─── Data for the task ───

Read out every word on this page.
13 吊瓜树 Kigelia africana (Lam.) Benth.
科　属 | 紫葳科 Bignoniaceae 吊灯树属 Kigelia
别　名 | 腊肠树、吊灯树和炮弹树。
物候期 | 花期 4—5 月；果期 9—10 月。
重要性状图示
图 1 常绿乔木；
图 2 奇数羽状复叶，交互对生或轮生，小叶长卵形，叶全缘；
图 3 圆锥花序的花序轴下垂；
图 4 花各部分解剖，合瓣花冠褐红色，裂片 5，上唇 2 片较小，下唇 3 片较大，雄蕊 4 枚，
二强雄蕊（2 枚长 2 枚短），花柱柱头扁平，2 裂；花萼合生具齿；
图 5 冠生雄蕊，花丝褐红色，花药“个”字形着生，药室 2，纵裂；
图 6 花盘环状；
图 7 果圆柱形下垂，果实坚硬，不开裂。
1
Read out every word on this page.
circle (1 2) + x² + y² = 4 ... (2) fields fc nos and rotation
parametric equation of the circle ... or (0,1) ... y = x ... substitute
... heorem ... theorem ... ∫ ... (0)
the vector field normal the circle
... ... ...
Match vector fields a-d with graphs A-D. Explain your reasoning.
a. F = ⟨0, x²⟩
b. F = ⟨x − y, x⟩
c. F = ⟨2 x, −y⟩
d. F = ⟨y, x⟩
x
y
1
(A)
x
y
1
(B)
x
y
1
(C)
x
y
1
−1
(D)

───

■ Short problem: Reproduce the material above, every line of it, exactly.

■ Final answer:
Read out every word on this page.
13 吊瓜树 Kigelia africana (Lam.) Benth.
科　属 | 紫葳科 Bignoniaceae 吊灯树属 Kigelia
别　名 | 腊肠树、吊灯树和炮弹树。
物候期 | 花期 4—5 月；果期 9—10 月。
重要性状图示
图 1 常绿乔木；
图 2 奇数羽状复叶，交互对生或轮生，小叶长卵形，叶全缘；
图 3 圆锥花序的花序轴下垂；
图 4 花各部分解剖，合瓣花冠褐红色，裂片 5，上唇 2 片较小，下唇 3 片较大，雄蕊 4 枚，
二强雄蕊（2 枚长 2 枚短），花柱柱头扁平，2 裂；花萼合生具齿；
图 5 冠生雄蕊，花丝褐红色，花药“个”字形着生，药室 2，纵裂；
图 6 花盘环状；
图 7 果圆柱形下垂，果实坚硬，不开裂。
1
Read out every word on this page.
circle (1 2) + x² + y² = 4 ... (2) fields fc nos and rotation
parametric equation of the circle ... or (0,1) ... y = x ... substitute
... heorem ... theorem ... ∫ ... (0)
the vector field normal the circle
... ... ...
Match vector fields a-d with graphs A-D. Explain your reasoning.
a. F = ⟨0, x²⟩
b. F = ⟨x − y, x⟩
c. F = ⟨2 x, −y⟩
d. F = ⟨y, x⟩
x
y
1
(A)
x
y
1
(B)
x
y
1
(C)
x
y
1
−1
(D)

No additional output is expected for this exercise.